**Work instructions**
Copy all the entries below exactly, but not the pictures.

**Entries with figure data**
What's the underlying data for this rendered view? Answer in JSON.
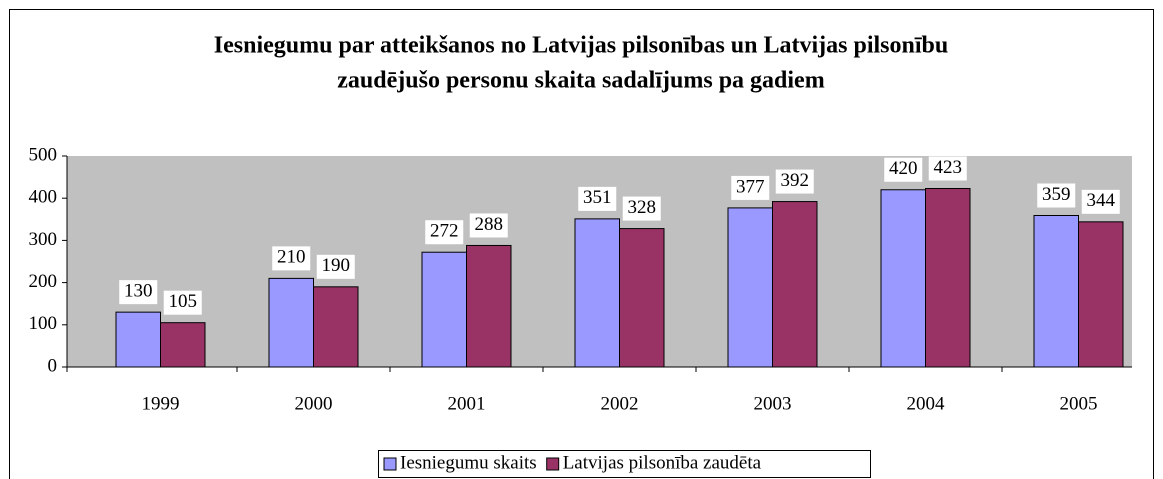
{
  "chart_data": {
    "type": "bar",
    "title": [
      "Iesniegumu par atteikšanos no Latvijas pilsonības un Latvijas pilsonību",
      "zaudējušo personu skaita sadalījums pa gadiem"
    ],
    "categories": [
      "1999",
      "2000",
      "2001",
      "2002",
      "2003",
      "2004",
      "2005"
    ],
    "series": [
      {
        "name": "Iesniegumu skaits",
        "color": "#9999ff",
        "values": [
          130,
          210,
          272,
          351,
          377,
          420,
          359
        ]
      },
      {
        "name": "Latvijas pilsonība zaudēta",
        "color": "#993366",
        "values": [
          105,
          190,
          288,
          328,
          392,
          423,
          344
        ]
      }
    ],
    "ylim": [
      0,
      500
    ],
    "yticks": [
      0,
      100,
      200,
      300,
      400,
      500
    ],
    "legend": "bottom"
  }
}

**Result for this task**
What's the underlying data for this rendered view? Answer in JSON.
{
  "chart_data": {
    "type": "bar",
    "title": [
      "Iesniegumu par atteikšanos no Latvijas pilsonības un Latvijas pilsonību",
      "zaudējušo personu skaita sadalījums pa gadiem"
    ],
    "categories": [
      "1999",
      "2000",
      "2001",
      "2002",
      "2003",
      "2004",
      "2005"
    ],
    "series": [
      {
        "name": "Iesniegumu skaits",
        "color": "#9999ff",
        "values": [
          130,
          210,
          272,
          351,
          377,
          420,
          359
        ]
      },
      {
        "name": "Latvijas pilsonība zaudēta",
        "color": "#993366",
        "values": [
          105,
          190,
          288,
          328,
          392,
          423,
          344
        ]
      }
    ],
    "ylim": [
      0,
      500
    ],
    "yticks": [
      0,
      100,
      200,
      300,
      400,
      500
    ],
    "legend": "bottom"
  }
}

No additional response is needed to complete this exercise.